INPUT FOR THIS TASK start
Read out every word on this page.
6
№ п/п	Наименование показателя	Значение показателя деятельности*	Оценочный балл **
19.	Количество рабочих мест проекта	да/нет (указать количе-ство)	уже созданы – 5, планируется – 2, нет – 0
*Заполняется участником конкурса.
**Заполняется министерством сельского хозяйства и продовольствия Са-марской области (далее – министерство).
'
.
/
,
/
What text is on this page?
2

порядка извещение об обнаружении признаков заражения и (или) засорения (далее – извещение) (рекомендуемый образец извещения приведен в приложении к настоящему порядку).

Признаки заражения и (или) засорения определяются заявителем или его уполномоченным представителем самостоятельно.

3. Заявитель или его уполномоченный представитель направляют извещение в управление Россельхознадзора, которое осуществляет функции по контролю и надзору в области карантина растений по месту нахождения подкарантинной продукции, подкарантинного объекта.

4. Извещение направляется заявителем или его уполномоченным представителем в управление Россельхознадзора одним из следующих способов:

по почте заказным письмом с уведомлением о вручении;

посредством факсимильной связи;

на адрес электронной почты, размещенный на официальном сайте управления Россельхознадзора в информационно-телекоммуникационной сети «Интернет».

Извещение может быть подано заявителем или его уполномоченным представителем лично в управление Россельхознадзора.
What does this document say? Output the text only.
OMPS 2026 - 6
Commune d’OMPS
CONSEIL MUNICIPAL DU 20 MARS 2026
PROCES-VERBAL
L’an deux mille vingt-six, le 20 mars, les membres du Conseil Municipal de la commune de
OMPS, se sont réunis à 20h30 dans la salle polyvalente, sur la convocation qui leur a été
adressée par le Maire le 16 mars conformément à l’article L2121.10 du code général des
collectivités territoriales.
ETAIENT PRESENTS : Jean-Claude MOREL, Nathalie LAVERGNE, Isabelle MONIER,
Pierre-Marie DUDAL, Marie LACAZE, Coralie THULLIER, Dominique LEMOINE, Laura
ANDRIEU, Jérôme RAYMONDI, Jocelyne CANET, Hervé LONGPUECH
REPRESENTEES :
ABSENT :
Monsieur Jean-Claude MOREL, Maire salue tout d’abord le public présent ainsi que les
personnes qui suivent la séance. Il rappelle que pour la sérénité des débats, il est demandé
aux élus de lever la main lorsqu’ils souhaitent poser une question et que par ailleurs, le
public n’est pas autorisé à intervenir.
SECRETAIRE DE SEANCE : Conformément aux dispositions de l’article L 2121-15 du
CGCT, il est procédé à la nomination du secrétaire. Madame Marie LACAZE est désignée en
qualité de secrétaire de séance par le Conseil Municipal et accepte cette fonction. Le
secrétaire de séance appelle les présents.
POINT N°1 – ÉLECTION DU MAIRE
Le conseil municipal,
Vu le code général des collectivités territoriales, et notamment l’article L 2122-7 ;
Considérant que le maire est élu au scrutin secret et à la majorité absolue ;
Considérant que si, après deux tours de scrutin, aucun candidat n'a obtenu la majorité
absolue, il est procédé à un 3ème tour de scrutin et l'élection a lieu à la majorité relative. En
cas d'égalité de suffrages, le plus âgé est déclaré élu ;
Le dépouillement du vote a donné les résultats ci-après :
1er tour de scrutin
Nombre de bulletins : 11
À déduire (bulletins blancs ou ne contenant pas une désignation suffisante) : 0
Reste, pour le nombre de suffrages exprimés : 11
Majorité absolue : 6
INPUT FOR THIS TASK end
WHAT IS ASKED:
Search the entries for the word "article" and copy every line that has it.

SOLUTION FOR THIS EXERCISE:
adressée par le Maire le 16 mars conformément à l’article L2121.10 du code général des
SECRETAIRE DE SEANCE : Conformément aux dispositions de l’article L 2121-15 du
Vu le code général des collectivités territoriales, et notamment l’article L 2122-7 ;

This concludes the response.